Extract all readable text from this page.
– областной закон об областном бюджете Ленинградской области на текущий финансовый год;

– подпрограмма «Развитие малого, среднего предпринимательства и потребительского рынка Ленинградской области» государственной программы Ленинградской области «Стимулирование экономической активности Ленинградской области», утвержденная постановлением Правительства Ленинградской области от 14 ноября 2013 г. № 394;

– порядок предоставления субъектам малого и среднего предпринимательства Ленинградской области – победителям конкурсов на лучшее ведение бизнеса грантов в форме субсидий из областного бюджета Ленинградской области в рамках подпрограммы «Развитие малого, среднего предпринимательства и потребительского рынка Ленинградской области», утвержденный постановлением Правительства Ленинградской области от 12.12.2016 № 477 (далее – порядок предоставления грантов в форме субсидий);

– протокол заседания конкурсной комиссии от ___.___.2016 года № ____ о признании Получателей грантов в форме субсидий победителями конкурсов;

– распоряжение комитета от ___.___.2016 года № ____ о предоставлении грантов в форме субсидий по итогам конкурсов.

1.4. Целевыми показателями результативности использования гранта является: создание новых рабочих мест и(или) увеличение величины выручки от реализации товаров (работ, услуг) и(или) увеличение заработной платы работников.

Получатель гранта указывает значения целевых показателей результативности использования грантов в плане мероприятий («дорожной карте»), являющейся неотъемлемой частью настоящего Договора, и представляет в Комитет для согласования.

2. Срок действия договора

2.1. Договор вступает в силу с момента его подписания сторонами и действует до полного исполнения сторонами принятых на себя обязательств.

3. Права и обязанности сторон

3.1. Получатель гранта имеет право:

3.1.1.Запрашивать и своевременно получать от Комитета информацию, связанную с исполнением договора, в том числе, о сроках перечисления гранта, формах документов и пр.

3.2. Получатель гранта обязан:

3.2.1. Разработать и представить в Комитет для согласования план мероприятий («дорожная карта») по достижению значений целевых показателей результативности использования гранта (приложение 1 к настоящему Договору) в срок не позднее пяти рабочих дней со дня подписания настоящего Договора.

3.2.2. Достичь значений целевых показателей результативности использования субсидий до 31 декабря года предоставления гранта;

- _TASK REQUIREMENTS_
Set down each entry again, unchanged.

- _WORKED ANSWER_
Extract all readable text from this page.
– областной закон об областном бюджете Ленинградской области на текущий финансовый год;

– подпрограмма «Развитие малого, среднего предпринимательства и потребительского рынка Ленинградской области» государственной программы Ленинградской области «Стимулирование экономической активности Ленинградской области», утвержденная постановлением Правительства Ленинградской области от 14 ноября 2013 г. № 394;

– порядок предоставления субъектам малого и среднего предпринимательства Ленинградской области – победителям конкурсов на лучшее ведение бизнеса грантов в форме субсидий из областного бюджета Ленинградской области в рамках подпрограммы «Развитие малого, среднего предпринимательства и потребительского рынка Ленинградской области», утвержденный постановлением Правительства Ленинградской области от 12.12.2016 № 477 (далее – порядок предоставления грантов в форме субсидий);

– протокол заседания конкурсной комиссии от ___.___.2016 года № ____ о признании Получателей грантов в форме субсидий победителями конкурсов;

– распоряжение комитета от ___.___.2016 года № ____ о предоставлении грантов в форме субсидий по итогам конкурсов.

1.4. Целевыми показателями результативности использования гранта является: создание новых рабочих мест и(или) увеличение величины выручки от реализации товаров (работ, услуг) и(или) увеличение заработной платы работников.

Получатель гранта указывает значения целевых показателей результативности использования грантов в плане мероприятий («дорожной карте»), являющейся неотъемлемой частью настоящего Договора, и представляет в Комитет для согласования.

2. Срок действия договора

2.1. Договор вступает в силу с момента его подписания сторонами и действует до полного исполнения сторонами принятых на себя обязательств.

3. Права и обязанности сторон

3.1. Получатель гранта имеет право:

3.1.1.Запрашивать и своевременно получать от Комитета информацию, связанную с исполнением договора, в том числе, о сроках перечисления гранта, формах документов и пр.

3.2. Получатель гранта обязан:

3.2.1. Разработать и представить в Комитет для согласования план мероприятий («дорожная карта») по достижению значений целевых показателей результативности использования гранта (приложение 1 к настоящему Договору) в срок не позднее пяти рабочих дней со дня подписания настоящего Договора.

3.2.2. Достичь значений целевых показателей результативности использования субсидий до 31 декабря года предоставления гранта;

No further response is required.